* Records:

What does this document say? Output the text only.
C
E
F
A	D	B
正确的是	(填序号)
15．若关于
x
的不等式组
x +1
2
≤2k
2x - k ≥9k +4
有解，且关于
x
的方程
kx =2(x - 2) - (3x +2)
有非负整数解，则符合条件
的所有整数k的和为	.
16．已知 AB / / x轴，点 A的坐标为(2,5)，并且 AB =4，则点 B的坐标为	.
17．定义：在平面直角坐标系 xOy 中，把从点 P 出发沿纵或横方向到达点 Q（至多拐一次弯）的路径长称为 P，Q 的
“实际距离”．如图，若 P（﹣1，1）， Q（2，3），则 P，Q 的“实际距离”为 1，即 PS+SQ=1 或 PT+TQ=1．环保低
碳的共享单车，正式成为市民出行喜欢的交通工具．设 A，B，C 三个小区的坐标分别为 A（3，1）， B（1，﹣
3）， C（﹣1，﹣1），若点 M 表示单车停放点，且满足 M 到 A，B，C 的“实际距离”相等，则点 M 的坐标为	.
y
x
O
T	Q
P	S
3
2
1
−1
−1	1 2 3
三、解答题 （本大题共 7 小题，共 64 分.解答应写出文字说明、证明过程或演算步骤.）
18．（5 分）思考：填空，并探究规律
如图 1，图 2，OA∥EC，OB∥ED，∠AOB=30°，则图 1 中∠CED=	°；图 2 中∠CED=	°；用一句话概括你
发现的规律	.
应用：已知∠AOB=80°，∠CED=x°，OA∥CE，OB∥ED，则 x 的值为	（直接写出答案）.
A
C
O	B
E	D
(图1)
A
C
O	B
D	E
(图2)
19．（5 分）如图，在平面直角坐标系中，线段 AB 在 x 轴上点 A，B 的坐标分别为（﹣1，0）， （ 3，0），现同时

* The request: Reproduce all data above, unchanged.

* Expected output:
What does this document say? Output the text only.
C
E
F
A	D	B
正确的是	(填序号)
15．若关于
x
的不等式组
x +1
2
≤2k
2x - k ≥9k +4
有解，且关于
x
的方程
kx =2(x - 2) - (3x +2)
有非负整数解，则符合条件
的所有整数k的和为	.
16．已知 AB / / x轴，点 A的坐标为(2,5)，并且 AB =4，则点 B的坐标为	.
17．定义：在平面直角坐标系 xOy 中，把从点 P 出发沿纵或横方向到达点 Q（至多拐一次弯）的路径长称为 P，Q 的
“实际距离”．如图，若 P（﹣1，1）， Q（2，3），则 P，Q 的“实际距离”为 1，即 PS+SQ=1 或 PT+TQ=1．环保低
碳的共享单车，正式成为市民出行喜欢的交通工具．设 A，B，C 三个小区的坐标分别为 A（3，1）， B（1，﹣
3）， C（﹣1，﹣1），若点 M 表示单车停放点，且满足 M 到 A，B，C 的“实际距离”相等，则点 M 的坐标为	.
y
x
O
T	Q
P	S
3
2
1
−1
−1	1 2 3
三、解答题 （本大题共 7 小题，共 64 分.解答应写出文字说明、证明过程或演算步骤.）
18．（5 分）思考：填空，并探究规律
如图 1，图 2，OA∥EC，OB∥ED，∠AOB=30°，则图 1 中∠CED=	°；图 2 中∠CED=	°；用一句话概括你
发现的规律	.
应用：已知∠AOB=80°，∠CED=x°，OA∥CE，OB∥ED，则 x 的值为	（直接写出答案）.
A
C
O	B
E	D
(图1)
A
C
O	B
D	E
(图2)
19．（5 分）如图，在平面直角坐标系中，线段 AB 在 x 轴上点 A，B 的坐标分别为（﹣1，0）， （ 3，0），现同时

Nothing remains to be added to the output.